▶ **SET PROBLEM**
Transcribe the listing in full, excluding any pictures.

▶ **DATA SHOWN**
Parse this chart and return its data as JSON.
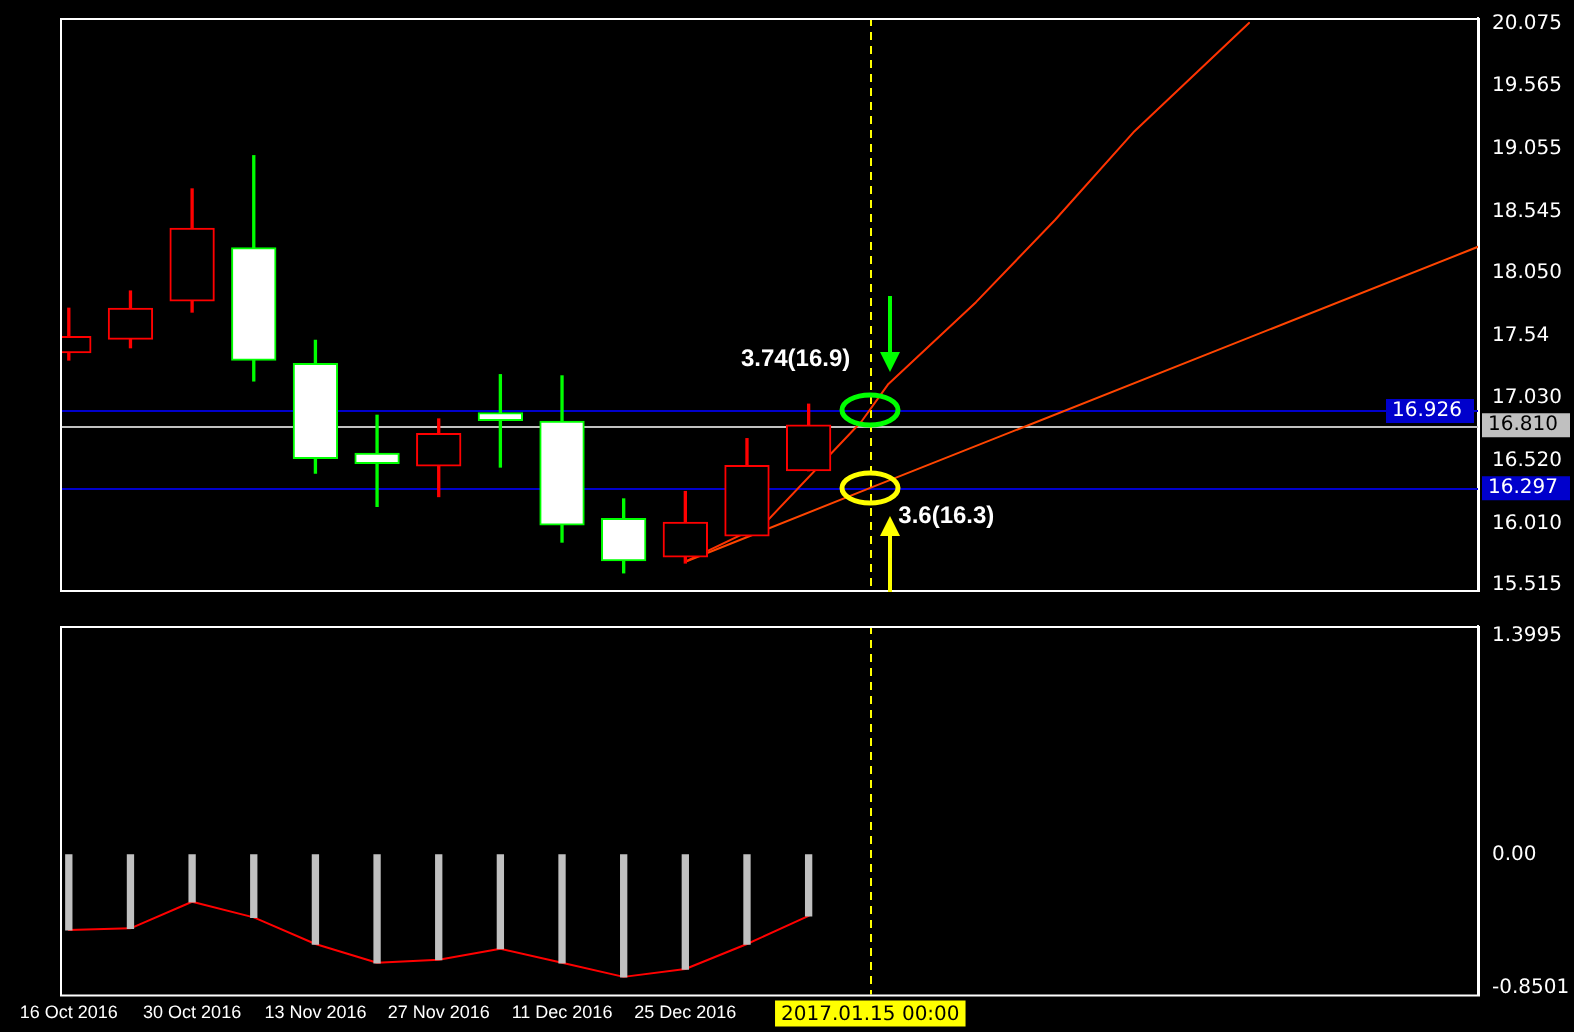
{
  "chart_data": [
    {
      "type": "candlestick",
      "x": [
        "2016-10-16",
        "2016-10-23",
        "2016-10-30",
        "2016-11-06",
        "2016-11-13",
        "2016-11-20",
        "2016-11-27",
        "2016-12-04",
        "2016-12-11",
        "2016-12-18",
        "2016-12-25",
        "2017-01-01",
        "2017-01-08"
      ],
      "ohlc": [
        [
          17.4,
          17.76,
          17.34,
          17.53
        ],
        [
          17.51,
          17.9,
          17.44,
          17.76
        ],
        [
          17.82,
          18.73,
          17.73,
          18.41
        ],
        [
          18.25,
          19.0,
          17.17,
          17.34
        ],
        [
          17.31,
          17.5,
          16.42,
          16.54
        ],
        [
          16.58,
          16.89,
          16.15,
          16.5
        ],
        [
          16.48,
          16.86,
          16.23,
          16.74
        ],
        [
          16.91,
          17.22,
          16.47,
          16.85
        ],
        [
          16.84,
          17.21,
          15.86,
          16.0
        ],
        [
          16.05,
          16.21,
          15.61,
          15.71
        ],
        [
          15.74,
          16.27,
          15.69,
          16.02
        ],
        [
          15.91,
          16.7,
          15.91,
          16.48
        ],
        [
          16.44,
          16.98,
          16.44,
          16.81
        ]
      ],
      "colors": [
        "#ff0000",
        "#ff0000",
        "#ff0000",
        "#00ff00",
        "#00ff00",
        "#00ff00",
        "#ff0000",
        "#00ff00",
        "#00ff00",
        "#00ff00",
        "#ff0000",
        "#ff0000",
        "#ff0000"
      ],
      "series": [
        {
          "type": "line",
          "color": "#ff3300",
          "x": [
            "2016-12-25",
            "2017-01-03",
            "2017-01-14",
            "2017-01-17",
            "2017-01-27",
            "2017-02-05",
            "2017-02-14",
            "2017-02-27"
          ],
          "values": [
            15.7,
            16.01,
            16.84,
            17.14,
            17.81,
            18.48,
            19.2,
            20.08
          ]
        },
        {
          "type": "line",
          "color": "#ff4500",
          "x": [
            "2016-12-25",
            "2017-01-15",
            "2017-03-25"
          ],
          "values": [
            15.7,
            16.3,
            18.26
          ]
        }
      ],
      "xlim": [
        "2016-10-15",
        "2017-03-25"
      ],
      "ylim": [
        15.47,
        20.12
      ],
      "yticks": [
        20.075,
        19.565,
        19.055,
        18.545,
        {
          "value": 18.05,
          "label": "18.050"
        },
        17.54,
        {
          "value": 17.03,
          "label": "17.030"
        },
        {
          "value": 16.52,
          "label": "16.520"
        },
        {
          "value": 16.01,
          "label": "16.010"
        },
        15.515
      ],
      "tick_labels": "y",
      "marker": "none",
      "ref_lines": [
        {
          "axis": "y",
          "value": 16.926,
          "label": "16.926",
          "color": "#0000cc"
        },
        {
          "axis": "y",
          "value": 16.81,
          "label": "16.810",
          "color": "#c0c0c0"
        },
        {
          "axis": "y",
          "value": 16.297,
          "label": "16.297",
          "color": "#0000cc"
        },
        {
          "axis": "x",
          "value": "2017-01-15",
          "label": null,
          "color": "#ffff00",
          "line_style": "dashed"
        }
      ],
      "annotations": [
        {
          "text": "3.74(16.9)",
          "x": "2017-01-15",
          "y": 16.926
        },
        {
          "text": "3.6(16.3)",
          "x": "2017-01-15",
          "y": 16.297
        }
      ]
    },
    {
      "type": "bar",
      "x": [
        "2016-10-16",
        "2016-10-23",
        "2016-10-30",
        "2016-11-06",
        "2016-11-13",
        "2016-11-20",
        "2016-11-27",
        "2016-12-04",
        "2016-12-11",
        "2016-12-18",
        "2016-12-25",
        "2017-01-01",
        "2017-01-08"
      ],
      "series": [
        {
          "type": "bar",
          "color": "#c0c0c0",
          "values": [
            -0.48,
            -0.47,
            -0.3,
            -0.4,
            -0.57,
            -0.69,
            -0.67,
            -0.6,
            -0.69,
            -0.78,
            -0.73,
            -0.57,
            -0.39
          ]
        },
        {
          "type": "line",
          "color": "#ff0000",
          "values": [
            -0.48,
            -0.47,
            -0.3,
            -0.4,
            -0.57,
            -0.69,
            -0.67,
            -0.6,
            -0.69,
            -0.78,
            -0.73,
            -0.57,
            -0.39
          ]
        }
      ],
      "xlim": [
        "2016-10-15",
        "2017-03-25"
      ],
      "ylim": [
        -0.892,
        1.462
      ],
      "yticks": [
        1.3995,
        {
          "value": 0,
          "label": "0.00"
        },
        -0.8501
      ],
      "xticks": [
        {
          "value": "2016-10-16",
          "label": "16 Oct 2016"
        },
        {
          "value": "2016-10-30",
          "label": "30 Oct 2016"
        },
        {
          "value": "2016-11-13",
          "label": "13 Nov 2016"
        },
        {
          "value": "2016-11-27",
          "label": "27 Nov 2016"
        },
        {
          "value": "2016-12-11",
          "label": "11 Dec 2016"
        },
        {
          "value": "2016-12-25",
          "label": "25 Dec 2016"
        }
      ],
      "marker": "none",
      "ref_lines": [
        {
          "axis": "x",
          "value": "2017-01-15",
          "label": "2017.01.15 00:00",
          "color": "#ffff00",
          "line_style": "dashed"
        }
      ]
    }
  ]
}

▶ **EXERCISE RESULT**
Parse this chart and return its data as JSON.
{
  "chart_data": [
    {
      "type": "candlestick",
      "x": [
        "2016-10-16",
        "2016-10-23",
        "2016-10-30",
        "2016-11-06",
        "2016-11-13",
        "2016-11-20",
        "2016-11-27",
        "2016-12-04",
        "2016-12-11",
        "2016-12-18",
        "2016-12-25",
        "2017-01-01",
        "2017-01-08"
      ],
      "ohlc": [
        [
          17.4,
          17.76,
          17.34,
          17.53
        ],
        [
          17.51,
          17.9,
          17.44,
          17.76
        ],
        [
          17.82,
          18.73,
          17.73,
          18.41
        ],
        [
          18.25,
          19.0,
          17.17,
          17.34
        ],
        [
          17.31,
          17.5,
          16.42,
          16.54
        ],
        [
          16.58,
          16.89,
          16.15,
          16.5
        ],
        [
          16.48,
          16.86,
          16.23,
          16.74
        ],
        [
          16.91,
          17.22,
          16.47,
          16.85
        ],
        [
          16.84,
          17.21,
          15.86,
          16.0
        ],
        [
          16.05,
          16.21,
          15.61,
          15.71
        ],
        [
          15.74,
          16.27,
          15.69,
          16.02
        ],
        [
          15.91,
          16.7,
          15.91,
          16.48
        ],
        [
          16.44,
          16.98,
          16.44,
          16.81
        ]
      ],
      "colors": [
        "#ff0000",
        "#ff0000",
        "#ff0000",
        "#00ff00",
        "#00ff00",
        "#00ff00",
        "#ff0000",
        "#00ff00",
        "#00ff00",
        "#00ff00",
        "#ff0000",
        "#ff0000",
        "#ff0000"
      ],
      "series": [
        {
          "type": "line",
          "color": "#ff3300",
          "x": [
            "2016-12-25",
            "2017-01-03",
            "2017-01-14",
            "2017-01-17",
            "2017-01-27",
            "2017-02-05",
            "2017-02-14",
            "2017-02-27"
          ],
          "values": [
            15.7,
            16.01,
            16.84,
            17.14,
            17.81,
            18.48,
            19.2,
            20.08
          ]
        },
        {
          "type": "line",
          "color": "#ff4500",
          "x": [
            "2016-12-25",
            "2017-01-15",
            "2017-03-25"
          ],
          "values": [
            15.7,
            16.3,
            18.26
          ]
        }
      ],
      "xlim": [
        "2016-10-15",
        "2017-03-25"
      ],
      "ylim": [
        15.47,
        20.12
      ],
      "yticks": [
        20.075,
        19.565,
        19.055,
        18.545,
        {
          "value": 18.05,
          "label": "18.050"
        },
        17.54,
        {
          "value": 17.03,
          "label": "17.030"
        },
        {
          "value": 16.52,
          "label": "16.520"
        },
        {
          "value": 16.01,
          "label": "16.010"
        },
        15.515
      ],
      "tick_labels": "y",
      "marker": "none",
      "ref_lines": [
        {
          "axis": "y",
          "value": 16.926,
          "label": "16.926",
          "color": "#0000cc"
        },
        {
          "axis": "y",
          "value": 16.81,
          "label": "16.810",
          "color": "#c0c0c0"
        },
        {
          "axis": "y",
          "value": 16.297,
          "label": "16.297",
          "color": "#0000cc"
        },
        {
          "axis": "x",
          "value": "2017-01-15",
          "label": null,
          "color": "#ffff00",
          "line_style": "dashed"
        }
      ],
      "annotations": [
        {
          "text": "3.74(16.9)",
          "x": "2017-01-15",
          "y": 16.926
        },
        {
          "text": "3.6(16.3)",
          "x": "2017-01-15",
          "y": 16.297
        }
      ]
    },
    {
      "type": "bar",
      "x": [
        "2016-10-16",
        "2016-10-23",
        "2016-10-30",
        "2016-11-06",
        "2016-11-13",
        "2016-11-20",
        "2016-11-27",
        "2016-12-04",
        "2016-12-11",
        "2016-12-18",
        "2016-12-25",
        "2017-01-01",
        "2017-01-08"
      ],
      "series": [
        {
          "type": "bar",
          "color": "#c0c0c0",
          "values": [
            -0.48,
            -0.47,
            -0.3,
            -0.4,
            -0.57,
            -0.69,
            -0.67,
            -0.6,
            -0.69,
            -0.78,
            -0.73,
            -0.57,
            -0.39
          ]
        },
        {
          "type": "line",
          "color": "#ff0000",
          "values": [
            -0.48,
            -0.47,
            -0.3,
            -0.4,
            -0.57,
            -0.69,
            -0.67,
            -0.6,
            -0.69,
            -0.78,
            -0.73,
            -0.57,
            -0.39
          ]
        }
      ],
      "xlim": [
        "2016-10-15",
        "2017-03-25"
      ],
      "ylim": [
        -0.892,
        1.462
      ],
      "yticks": [
        1.3995,
        {
          "value": 0,
          "label": "0.00"
        },
        -0.8501
      ],
      "xticks": [
        {
          "value": "2016-10-16",
          "label": "16 Oct 2016"
        },
        {
          "value": "2016-10-30",
          "label": "30 Oct 2016"
        },
        {
          "value": "2016-11-13",
          "label": "13 Nov 2016"
        },
        {
          "value": "2016-11-27",
          "label": "27 Nov 2016"
        },
        {
          "value": "2016-12-11",
          "label": "11 Dec 2016"
        },
        {
          "value": "2016-12-25",
          "label": "25 Dec 2016"
        }
      ],
      "marker": "none",
      "ref_lines": [
        {
          "axis": "x",
          "value": "2017-01-15",
          "label": "2017.01.15 00:00",
          "color": "#ffff00",
          "line_style": "dashed"
        }
      ]
    }
  ]
}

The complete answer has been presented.